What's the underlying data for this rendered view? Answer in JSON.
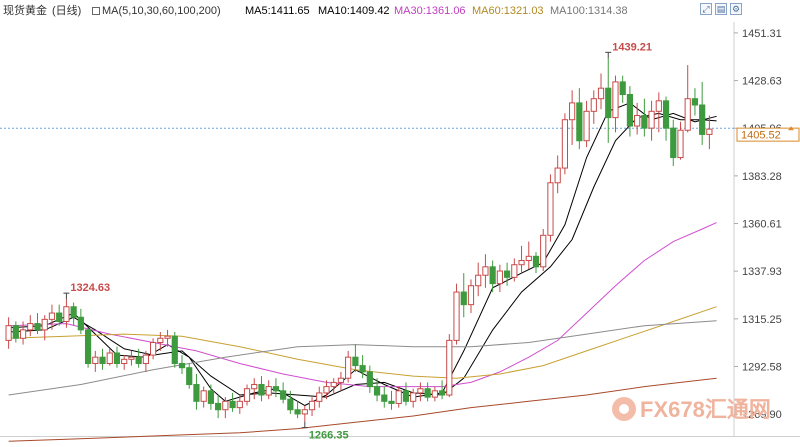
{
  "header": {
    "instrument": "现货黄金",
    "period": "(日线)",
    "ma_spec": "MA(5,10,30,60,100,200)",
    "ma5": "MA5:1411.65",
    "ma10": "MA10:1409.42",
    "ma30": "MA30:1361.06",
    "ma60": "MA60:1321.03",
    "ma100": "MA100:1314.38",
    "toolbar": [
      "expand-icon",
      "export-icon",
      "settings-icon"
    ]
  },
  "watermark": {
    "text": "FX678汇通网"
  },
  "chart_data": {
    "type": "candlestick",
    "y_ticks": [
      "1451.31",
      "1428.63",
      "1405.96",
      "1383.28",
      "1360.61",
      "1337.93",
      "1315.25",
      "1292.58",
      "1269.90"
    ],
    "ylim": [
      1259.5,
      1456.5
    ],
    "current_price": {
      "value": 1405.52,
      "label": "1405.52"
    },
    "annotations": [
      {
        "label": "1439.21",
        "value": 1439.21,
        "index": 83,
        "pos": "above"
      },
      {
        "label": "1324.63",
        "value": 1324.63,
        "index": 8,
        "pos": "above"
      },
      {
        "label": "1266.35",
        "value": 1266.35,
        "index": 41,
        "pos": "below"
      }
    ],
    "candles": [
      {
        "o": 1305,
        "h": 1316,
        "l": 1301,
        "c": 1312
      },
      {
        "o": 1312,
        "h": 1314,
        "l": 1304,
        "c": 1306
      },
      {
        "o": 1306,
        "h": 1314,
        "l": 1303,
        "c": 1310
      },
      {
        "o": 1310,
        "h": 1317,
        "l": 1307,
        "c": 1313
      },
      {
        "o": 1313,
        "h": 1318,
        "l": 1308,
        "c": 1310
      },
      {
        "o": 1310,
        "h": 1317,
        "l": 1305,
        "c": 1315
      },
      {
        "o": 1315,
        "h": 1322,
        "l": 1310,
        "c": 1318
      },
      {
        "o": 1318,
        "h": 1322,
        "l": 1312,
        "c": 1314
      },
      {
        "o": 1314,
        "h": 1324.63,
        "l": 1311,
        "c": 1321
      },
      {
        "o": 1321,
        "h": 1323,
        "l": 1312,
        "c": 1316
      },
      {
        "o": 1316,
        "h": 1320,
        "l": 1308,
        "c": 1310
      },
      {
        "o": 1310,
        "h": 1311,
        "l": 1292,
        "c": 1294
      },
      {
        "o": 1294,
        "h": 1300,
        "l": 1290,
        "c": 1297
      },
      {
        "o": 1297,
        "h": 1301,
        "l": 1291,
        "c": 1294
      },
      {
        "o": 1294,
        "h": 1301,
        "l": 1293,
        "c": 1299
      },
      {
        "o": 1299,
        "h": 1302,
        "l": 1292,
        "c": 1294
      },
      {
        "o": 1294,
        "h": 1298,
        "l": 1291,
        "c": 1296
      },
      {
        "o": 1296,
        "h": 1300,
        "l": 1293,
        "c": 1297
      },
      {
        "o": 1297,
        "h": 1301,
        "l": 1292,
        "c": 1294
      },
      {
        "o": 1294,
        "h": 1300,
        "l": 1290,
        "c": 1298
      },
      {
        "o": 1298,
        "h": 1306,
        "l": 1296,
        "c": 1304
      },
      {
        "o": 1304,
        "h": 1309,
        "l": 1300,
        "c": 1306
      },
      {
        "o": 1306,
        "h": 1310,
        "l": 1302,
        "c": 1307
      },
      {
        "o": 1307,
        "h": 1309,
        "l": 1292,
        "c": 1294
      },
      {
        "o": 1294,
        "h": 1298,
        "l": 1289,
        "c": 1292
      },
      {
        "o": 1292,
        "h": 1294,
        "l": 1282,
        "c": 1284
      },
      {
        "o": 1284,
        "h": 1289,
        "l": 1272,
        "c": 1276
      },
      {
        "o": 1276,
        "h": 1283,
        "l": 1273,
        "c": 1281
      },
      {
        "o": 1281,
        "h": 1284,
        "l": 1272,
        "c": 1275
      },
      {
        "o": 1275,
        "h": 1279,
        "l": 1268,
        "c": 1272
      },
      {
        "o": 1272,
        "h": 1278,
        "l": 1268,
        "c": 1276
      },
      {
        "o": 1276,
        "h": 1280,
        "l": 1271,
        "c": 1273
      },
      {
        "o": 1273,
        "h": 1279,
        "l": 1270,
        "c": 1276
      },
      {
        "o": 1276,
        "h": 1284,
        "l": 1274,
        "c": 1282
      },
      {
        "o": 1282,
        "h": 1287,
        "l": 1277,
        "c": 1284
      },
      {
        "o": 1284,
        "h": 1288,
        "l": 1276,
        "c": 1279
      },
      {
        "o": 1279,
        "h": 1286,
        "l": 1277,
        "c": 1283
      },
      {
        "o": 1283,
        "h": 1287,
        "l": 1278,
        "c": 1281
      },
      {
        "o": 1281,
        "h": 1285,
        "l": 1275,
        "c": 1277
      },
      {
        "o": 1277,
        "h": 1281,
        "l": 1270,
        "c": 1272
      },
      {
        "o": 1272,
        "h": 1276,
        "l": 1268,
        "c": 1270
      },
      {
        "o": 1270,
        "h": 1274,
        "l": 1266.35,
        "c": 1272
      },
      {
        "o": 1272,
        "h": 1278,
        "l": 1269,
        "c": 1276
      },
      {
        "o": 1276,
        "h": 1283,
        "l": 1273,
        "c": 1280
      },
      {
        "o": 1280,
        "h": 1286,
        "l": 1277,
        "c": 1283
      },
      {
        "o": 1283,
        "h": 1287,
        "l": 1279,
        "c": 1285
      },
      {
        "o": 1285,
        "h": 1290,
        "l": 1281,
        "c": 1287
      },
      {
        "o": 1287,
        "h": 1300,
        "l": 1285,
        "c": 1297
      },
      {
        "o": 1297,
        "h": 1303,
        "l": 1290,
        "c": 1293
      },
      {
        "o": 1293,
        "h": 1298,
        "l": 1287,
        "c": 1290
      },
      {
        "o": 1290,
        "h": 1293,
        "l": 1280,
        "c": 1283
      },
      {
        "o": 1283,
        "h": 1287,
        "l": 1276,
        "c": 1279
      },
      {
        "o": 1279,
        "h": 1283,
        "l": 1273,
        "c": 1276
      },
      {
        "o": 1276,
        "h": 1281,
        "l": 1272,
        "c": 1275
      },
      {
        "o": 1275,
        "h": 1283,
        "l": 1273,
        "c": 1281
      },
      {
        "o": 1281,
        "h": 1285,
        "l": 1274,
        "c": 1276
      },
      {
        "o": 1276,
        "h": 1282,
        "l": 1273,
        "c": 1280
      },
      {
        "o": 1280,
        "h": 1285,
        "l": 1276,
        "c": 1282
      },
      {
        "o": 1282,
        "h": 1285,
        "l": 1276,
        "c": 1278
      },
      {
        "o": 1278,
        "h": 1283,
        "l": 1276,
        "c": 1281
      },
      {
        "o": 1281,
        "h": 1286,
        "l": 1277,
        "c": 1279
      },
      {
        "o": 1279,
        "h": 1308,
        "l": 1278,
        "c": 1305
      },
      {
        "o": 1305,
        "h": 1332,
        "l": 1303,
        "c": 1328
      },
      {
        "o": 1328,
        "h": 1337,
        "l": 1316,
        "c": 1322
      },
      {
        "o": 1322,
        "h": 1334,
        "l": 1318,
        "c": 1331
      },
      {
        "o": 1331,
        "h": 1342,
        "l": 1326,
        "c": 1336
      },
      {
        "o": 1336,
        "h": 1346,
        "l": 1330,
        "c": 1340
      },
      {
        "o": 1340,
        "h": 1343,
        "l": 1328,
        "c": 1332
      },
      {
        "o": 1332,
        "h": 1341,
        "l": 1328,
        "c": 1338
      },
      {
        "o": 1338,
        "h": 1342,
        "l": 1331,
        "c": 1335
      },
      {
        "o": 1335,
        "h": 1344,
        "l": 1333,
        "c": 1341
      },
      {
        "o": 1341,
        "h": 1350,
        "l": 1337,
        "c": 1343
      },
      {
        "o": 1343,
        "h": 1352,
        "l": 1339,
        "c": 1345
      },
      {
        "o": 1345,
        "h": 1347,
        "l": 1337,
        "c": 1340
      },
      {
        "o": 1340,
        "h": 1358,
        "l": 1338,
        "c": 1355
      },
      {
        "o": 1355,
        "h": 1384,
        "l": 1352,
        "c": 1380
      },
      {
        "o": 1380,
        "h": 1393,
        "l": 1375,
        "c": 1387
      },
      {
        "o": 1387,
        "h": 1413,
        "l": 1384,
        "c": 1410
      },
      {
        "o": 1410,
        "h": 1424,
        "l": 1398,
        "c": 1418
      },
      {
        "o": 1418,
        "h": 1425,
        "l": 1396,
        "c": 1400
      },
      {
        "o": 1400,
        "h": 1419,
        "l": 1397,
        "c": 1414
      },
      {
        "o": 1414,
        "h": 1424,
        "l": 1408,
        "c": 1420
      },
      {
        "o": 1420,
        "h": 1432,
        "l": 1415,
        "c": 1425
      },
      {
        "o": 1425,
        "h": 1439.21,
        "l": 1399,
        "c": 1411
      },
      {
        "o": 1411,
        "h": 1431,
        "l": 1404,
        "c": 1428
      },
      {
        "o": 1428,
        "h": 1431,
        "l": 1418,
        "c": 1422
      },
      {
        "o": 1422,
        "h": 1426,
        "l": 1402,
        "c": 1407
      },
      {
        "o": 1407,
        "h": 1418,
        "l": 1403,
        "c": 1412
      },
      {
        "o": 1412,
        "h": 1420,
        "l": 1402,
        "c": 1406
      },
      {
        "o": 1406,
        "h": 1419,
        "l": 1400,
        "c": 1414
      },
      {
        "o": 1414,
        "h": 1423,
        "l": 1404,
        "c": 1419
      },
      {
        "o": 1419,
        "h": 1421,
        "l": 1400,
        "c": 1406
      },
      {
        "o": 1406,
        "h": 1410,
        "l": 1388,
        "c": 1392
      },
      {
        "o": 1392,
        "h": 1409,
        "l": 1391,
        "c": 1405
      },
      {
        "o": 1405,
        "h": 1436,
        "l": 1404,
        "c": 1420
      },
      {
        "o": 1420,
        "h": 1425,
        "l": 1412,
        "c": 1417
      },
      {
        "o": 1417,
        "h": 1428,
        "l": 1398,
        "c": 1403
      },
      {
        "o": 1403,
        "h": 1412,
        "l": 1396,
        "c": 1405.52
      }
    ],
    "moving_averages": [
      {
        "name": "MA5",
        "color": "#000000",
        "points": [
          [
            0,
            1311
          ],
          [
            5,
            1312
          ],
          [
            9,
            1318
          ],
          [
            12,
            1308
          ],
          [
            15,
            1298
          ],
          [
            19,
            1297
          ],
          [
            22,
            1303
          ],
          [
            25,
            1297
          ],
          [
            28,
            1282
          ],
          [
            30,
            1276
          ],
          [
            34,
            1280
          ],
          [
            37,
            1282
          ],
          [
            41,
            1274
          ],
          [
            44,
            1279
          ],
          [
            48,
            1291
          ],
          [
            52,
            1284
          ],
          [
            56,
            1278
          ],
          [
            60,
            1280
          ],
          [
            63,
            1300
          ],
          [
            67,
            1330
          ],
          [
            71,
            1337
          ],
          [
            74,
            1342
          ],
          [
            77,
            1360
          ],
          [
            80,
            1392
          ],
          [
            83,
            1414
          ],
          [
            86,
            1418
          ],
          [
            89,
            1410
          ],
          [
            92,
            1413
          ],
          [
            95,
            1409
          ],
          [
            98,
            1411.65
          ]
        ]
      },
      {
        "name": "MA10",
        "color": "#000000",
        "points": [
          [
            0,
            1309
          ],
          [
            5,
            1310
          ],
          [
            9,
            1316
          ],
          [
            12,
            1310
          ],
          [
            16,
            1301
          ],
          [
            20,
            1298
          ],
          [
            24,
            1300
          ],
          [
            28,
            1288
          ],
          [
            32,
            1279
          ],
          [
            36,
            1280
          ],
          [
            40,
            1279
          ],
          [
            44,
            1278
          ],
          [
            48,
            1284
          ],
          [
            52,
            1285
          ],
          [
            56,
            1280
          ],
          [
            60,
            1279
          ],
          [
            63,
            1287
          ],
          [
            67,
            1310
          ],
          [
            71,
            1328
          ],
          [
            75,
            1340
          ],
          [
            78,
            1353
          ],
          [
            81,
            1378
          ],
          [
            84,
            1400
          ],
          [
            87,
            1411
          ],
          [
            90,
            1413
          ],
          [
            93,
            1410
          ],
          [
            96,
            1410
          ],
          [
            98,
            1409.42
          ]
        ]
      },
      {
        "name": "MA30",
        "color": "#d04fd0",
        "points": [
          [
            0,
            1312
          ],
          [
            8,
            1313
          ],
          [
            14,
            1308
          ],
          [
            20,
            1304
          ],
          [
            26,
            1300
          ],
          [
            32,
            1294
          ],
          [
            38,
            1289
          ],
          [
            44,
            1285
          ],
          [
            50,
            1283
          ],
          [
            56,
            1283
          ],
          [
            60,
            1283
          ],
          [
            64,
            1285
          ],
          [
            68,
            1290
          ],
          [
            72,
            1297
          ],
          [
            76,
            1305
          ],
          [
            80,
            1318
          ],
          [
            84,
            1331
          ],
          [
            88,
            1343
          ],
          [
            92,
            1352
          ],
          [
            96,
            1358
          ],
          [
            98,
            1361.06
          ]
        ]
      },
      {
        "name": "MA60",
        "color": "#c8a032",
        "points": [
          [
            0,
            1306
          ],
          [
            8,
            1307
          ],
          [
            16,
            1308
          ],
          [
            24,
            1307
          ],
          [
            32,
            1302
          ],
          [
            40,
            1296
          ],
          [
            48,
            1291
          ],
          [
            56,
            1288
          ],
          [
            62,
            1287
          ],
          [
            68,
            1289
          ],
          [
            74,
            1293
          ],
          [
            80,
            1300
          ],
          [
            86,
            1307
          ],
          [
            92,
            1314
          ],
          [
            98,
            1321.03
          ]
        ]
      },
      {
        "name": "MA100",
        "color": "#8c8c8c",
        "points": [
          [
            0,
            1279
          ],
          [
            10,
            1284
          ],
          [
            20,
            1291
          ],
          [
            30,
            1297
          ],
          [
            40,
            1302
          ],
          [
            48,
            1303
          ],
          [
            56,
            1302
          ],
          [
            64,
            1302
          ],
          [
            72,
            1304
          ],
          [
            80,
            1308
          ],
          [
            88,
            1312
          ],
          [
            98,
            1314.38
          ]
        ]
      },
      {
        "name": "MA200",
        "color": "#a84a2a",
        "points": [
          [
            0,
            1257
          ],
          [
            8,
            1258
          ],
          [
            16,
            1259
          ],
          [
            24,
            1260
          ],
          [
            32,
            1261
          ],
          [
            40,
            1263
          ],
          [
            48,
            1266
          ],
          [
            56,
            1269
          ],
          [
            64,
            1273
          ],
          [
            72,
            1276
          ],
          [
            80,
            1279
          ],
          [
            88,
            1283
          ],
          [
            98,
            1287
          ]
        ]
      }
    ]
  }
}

****

Give the count of lines in the listing above that include "icon", with no other words.

Output for this task
3